>> Begin

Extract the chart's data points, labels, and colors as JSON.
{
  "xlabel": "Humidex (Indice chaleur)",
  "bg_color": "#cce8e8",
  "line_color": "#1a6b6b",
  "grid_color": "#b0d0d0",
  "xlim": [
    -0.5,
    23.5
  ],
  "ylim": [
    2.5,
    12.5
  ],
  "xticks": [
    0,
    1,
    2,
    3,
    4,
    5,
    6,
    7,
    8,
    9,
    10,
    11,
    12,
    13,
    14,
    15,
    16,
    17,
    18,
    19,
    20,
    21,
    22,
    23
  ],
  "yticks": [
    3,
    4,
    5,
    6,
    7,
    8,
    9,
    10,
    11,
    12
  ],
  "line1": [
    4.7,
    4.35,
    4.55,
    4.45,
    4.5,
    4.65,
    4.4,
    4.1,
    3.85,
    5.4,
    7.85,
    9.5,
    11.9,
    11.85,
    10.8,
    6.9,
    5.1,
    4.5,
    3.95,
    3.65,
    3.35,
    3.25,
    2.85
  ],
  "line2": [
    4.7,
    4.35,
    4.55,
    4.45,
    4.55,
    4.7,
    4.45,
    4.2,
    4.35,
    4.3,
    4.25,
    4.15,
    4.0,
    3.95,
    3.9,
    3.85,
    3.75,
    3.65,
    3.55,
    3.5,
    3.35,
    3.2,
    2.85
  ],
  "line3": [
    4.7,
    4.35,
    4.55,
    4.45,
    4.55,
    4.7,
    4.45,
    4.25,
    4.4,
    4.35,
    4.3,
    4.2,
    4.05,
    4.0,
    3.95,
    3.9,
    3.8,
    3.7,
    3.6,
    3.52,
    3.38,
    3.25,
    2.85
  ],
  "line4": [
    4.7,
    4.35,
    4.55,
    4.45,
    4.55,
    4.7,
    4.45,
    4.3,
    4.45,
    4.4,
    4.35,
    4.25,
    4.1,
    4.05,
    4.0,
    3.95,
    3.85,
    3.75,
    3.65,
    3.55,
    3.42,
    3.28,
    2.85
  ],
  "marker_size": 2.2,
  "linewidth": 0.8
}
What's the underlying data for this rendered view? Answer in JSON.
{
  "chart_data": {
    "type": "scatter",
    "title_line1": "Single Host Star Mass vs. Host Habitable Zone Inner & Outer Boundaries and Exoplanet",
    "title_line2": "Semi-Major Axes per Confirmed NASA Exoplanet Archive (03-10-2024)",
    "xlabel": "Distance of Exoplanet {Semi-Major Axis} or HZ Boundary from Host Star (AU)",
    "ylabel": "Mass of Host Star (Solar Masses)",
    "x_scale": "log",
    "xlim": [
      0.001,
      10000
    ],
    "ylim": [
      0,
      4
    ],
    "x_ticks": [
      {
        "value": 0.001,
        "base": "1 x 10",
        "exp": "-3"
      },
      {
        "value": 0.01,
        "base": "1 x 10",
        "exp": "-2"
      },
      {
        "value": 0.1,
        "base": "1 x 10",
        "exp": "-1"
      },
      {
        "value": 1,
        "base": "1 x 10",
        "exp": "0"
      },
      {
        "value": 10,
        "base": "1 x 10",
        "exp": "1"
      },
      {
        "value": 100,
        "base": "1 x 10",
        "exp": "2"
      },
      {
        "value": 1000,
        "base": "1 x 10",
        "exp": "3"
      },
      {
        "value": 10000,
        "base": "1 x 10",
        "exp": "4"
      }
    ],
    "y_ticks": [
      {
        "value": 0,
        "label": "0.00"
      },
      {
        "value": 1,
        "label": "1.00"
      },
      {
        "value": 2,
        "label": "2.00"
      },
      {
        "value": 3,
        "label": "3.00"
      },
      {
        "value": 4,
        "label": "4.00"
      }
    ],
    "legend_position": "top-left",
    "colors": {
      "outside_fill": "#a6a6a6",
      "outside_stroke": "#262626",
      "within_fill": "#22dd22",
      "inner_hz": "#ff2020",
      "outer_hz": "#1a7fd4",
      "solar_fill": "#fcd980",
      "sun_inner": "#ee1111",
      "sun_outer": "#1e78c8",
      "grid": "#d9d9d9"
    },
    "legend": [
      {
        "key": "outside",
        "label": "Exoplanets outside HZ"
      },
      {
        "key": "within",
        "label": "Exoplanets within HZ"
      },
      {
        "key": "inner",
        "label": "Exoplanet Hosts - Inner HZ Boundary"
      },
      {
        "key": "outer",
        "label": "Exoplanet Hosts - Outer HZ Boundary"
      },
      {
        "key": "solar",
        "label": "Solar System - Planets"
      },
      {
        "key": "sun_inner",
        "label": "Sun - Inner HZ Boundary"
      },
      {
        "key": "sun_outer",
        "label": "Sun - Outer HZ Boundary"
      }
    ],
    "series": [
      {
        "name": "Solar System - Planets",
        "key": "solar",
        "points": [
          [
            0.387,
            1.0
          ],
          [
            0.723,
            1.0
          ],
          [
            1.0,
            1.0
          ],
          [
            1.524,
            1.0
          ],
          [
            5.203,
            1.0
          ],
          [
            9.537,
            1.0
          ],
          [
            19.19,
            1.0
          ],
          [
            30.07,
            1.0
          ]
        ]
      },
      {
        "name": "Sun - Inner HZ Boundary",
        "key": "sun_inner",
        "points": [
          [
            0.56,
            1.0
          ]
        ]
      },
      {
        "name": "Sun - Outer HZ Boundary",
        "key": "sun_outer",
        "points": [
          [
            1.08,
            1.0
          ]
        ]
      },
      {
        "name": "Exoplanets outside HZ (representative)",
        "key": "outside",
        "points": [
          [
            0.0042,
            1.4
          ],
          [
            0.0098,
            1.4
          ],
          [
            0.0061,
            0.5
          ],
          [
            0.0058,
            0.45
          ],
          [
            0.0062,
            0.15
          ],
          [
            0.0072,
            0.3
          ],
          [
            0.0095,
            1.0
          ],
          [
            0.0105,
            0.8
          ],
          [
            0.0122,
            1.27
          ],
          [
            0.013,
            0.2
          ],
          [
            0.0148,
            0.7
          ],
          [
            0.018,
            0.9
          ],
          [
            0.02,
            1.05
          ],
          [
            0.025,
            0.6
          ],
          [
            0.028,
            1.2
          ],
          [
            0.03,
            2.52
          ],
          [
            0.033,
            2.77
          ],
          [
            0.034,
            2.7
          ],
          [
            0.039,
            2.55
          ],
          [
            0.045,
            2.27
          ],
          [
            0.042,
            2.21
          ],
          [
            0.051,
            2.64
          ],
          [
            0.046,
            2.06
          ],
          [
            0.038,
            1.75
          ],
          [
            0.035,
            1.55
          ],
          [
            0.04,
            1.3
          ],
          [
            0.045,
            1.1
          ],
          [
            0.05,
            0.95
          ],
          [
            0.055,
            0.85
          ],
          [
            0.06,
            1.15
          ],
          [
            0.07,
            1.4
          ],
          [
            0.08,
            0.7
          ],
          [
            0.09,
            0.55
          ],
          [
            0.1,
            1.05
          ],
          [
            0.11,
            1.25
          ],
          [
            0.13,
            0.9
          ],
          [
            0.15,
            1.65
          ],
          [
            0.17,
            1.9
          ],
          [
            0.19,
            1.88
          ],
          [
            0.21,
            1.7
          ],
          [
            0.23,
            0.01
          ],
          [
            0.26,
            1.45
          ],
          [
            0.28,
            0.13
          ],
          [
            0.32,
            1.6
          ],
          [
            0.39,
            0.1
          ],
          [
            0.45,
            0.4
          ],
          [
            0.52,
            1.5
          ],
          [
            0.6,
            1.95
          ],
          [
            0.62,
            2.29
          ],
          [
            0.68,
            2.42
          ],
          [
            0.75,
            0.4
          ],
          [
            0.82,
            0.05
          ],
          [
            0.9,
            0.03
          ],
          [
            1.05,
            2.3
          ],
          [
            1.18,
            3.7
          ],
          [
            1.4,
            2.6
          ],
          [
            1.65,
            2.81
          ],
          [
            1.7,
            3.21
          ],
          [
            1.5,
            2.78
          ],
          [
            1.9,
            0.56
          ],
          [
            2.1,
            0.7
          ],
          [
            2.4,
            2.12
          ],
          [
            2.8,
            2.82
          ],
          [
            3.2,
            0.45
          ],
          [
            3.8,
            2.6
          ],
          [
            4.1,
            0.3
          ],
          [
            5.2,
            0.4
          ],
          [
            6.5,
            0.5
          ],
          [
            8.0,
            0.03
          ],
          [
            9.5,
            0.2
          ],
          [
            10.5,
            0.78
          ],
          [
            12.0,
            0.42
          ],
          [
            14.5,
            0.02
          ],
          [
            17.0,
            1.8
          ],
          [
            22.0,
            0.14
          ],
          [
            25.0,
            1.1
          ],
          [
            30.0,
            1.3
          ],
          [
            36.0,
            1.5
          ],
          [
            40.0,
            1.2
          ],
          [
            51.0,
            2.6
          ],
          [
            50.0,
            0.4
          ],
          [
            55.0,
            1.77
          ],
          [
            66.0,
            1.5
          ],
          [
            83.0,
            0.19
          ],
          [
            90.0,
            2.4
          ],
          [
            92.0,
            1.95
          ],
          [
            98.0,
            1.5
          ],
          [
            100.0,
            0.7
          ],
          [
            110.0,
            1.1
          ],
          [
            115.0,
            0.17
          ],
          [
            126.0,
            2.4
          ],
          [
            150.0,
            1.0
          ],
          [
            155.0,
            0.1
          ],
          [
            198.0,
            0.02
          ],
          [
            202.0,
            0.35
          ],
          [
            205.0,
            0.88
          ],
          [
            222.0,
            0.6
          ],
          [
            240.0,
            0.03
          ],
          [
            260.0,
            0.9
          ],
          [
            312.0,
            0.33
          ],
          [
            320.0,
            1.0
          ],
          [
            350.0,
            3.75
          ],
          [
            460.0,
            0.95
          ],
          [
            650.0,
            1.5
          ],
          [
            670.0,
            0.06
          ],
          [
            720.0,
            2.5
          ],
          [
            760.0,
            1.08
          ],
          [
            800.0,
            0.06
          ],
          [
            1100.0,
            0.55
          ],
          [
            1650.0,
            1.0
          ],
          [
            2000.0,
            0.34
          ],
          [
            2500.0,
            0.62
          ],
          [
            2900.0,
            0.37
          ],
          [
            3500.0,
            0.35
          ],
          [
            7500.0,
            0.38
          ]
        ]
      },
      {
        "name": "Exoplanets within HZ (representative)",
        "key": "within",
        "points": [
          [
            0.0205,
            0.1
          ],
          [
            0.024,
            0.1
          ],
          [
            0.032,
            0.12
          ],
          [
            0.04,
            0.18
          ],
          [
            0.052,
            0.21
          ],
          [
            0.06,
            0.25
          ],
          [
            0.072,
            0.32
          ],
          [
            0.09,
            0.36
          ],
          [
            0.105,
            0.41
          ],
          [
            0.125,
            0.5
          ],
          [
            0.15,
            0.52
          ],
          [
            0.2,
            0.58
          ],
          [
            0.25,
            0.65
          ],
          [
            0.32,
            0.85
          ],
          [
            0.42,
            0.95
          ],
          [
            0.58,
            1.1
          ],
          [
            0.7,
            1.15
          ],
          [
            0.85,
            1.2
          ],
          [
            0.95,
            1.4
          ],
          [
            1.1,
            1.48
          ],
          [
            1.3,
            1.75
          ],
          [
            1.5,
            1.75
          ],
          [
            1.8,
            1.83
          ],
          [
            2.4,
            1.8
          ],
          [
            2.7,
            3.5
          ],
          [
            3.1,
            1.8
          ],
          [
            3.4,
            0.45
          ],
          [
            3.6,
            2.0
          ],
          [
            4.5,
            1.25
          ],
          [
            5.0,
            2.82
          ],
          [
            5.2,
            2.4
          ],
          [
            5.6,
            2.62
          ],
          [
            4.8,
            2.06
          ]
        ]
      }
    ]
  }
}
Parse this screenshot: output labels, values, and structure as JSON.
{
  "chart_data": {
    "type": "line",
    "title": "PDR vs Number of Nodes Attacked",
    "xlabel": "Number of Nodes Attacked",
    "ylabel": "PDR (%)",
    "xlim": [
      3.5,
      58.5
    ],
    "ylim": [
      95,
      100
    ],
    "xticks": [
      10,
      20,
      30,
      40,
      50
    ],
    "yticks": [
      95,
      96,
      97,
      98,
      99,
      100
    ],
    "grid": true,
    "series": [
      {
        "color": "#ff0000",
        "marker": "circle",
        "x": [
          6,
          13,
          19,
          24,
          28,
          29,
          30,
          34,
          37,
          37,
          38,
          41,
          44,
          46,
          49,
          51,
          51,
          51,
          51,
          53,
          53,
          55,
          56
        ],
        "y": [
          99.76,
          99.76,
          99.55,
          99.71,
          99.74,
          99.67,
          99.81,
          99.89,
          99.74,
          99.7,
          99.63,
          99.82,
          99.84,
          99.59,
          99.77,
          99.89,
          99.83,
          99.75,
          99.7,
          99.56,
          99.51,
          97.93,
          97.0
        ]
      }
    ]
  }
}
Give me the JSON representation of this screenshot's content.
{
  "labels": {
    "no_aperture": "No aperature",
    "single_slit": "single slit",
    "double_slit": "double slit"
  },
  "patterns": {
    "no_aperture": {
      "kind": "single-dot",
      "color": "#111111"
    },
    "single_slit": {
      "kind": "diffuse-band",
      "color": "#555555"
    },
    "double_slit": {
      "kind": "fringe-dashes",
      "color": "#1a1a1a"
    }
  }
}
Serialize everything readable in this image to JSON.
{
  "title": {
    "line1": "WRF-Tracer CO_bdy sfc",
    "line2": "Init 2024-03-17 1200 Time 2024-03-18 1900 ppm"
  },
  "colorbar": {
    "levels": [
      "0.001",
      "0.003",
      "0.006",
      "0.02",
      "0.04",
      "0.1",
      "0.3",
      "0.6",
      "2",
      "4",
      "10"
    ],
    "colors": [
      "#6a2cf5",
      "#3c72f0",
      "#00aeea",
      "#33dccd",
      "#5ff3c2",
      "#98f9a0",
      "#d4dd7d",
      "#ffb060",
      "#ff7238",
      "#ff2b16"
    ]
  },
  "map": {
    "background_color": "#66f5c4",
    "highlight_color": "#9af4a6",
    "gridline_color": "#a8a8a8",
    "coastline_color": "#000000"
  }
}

>> End

Pull out each line of the records holding the string "Semi".

**Response:**
    "title_line2": "Semi-Major Axes per Confirmed NASA Exoplanet Archive (03-10-2024)",
    "xlabel": "Distance of Exoplanet {Semi-Major Axis} or HZ Boundary from Host Star (AU)",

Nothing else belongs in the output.